Your goal.
Check every line of the data below for the string "this", and copy the ones that hold it.

Raw records.

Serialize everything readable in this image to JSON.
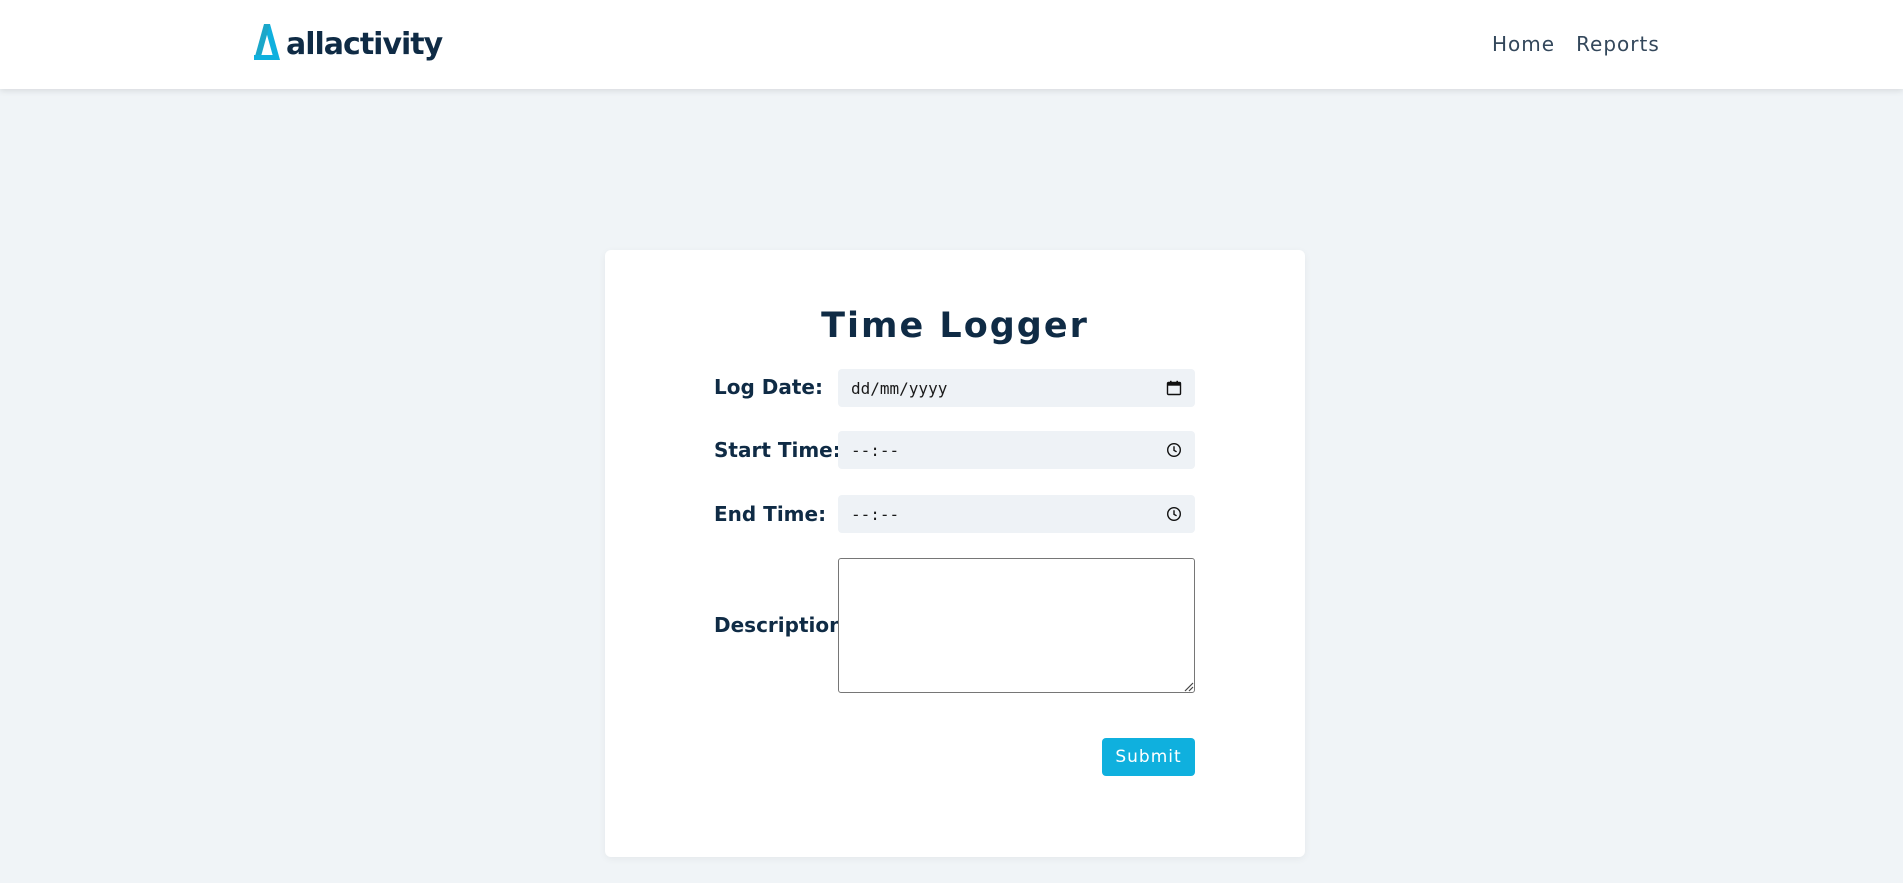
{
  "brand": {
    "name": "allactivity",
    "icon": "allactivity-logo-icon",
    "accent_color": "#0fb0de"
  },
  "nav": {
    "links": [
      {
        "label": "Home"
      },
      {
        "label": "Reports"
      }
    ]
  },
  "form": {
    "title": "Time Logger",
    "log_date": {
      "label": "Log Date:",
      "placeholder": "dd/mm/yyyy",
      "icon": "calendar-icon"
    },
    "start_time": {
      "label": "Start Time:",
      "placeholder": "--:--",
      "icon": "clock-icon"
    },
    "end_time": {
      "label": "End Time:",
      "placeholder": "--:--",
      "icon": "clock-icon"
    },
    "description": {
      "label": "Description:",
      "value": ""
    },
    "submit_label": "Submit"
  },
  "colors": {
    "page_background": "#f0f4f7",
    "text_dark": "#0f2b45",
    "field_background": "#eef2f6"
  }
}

* * *

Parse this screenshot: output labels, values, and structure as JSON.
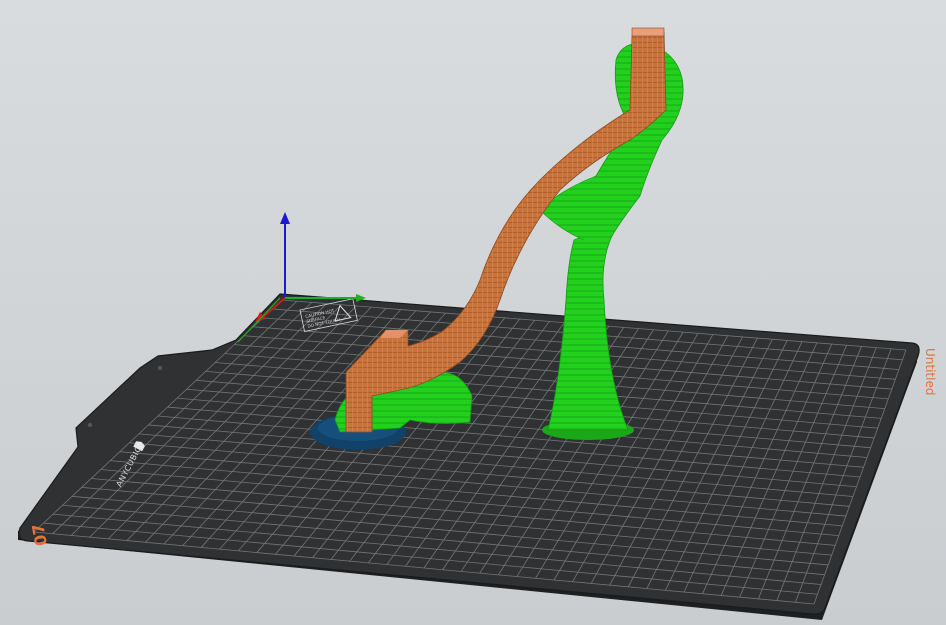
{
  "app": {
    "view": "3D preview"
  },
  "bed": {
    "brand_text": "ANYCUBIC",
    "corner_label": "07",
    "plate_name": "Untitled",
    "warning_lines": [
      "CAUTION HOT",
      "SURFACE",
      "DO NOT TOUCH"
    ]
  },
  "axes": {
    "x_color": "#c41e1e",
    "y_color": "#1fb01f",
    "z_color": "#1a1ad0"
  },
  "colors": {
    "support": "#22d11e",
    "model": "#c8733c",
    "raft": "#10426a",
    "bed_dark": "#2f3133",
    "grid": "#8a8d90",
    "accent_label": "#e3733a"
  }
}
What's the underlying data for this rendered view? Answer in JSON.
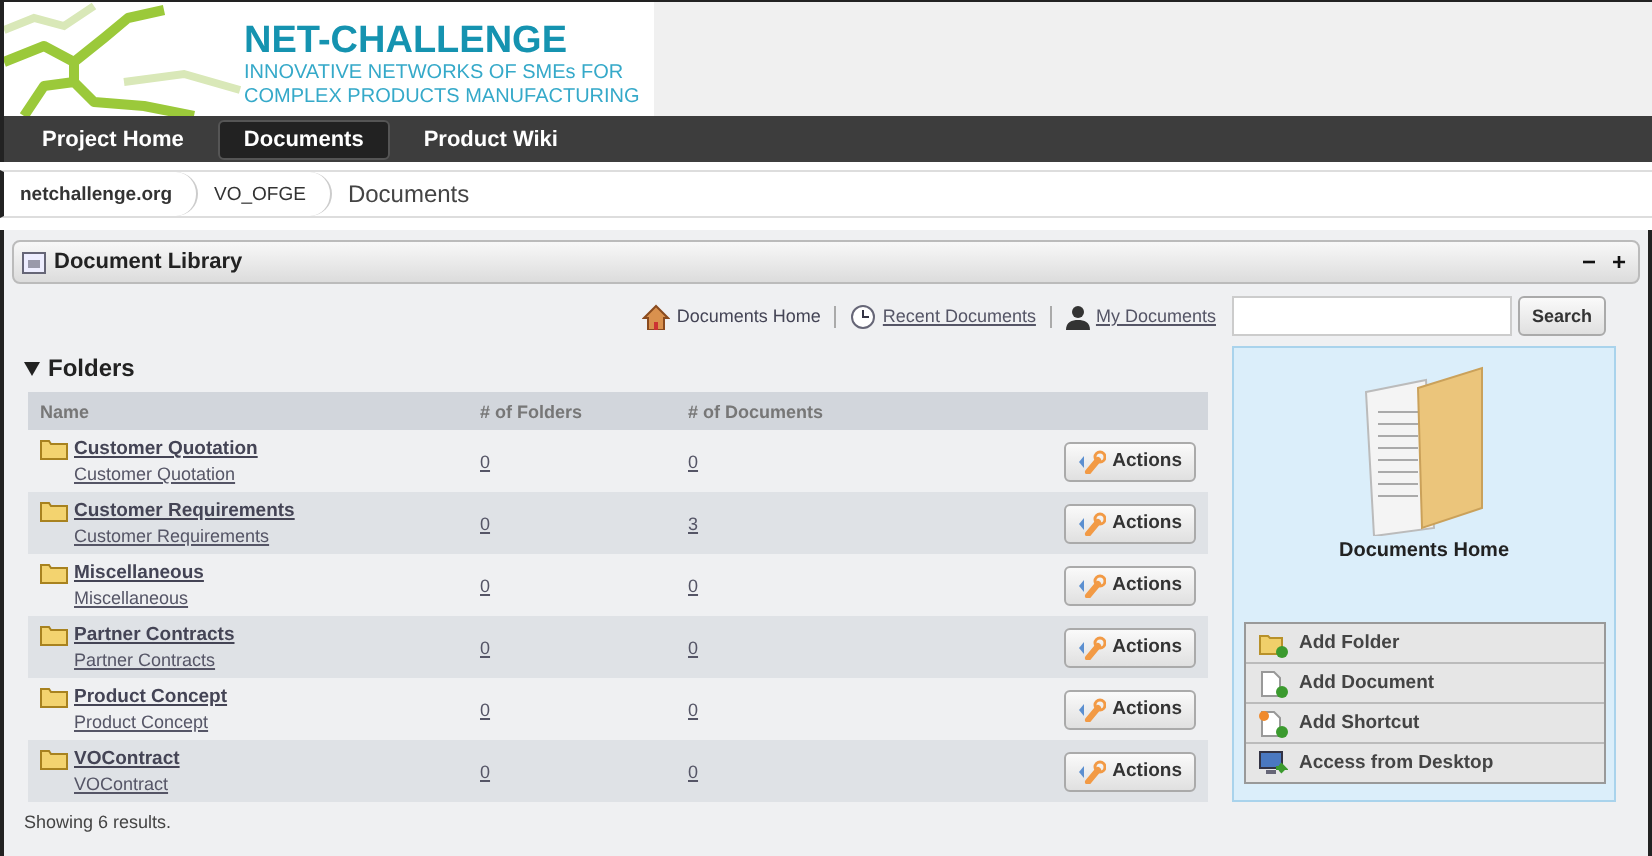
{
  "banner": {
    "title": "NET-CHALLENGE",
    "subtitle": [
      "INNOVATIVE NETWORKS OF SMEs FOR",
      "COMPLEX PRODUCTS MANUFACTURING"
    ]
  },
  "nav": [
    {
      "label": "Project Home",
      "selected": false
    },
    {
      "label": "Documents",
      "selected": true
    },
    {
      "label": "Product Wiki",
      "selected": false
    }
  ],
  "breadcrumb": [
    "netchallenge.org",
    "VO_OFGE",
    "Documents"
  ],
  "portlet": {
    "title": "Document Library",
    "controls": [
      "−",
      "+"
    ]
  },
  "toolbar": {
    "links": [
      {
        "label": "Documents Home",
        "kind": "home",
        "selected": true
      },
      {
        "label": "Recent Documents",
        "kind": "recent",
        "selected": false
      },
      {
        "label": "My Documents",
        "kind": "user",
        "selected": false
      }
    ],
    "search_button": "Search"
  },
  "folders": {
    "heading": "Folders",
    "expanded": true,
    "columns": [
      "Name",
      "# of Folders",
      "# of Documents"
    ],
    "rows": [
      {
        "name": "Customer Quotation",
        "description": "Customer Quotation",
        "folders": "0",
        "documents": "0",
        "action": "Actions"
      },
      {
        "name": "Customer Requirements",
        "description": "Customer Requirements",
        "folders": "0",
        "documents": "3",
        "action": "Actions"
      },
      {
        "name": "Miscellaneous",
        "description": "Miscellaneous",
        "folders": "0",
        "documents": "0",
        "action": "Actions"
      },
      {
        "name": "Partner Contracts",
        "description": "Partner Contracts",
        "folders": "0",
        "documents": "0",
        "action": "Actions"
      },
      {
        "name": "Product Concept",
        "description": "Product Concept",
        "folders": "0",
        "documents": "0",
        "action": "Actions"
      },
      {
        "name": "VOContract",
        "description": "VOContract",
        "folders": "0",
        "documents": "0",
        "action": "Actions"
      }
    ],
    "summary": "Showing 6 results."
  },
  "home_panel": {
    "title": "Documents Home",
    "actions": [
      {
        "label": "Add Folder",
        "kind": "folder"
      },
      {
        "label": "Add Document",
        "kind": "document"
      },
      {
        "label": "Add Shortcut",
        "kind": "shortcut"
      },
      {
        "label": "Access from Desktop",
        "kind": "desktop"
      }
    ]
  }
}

Final answer.
Serialize everything readable in this image to JSON.
Parse this screenshot: output labels, values, and structure as JSON.
What's the underlying data for this rendered view? Answer in JSON.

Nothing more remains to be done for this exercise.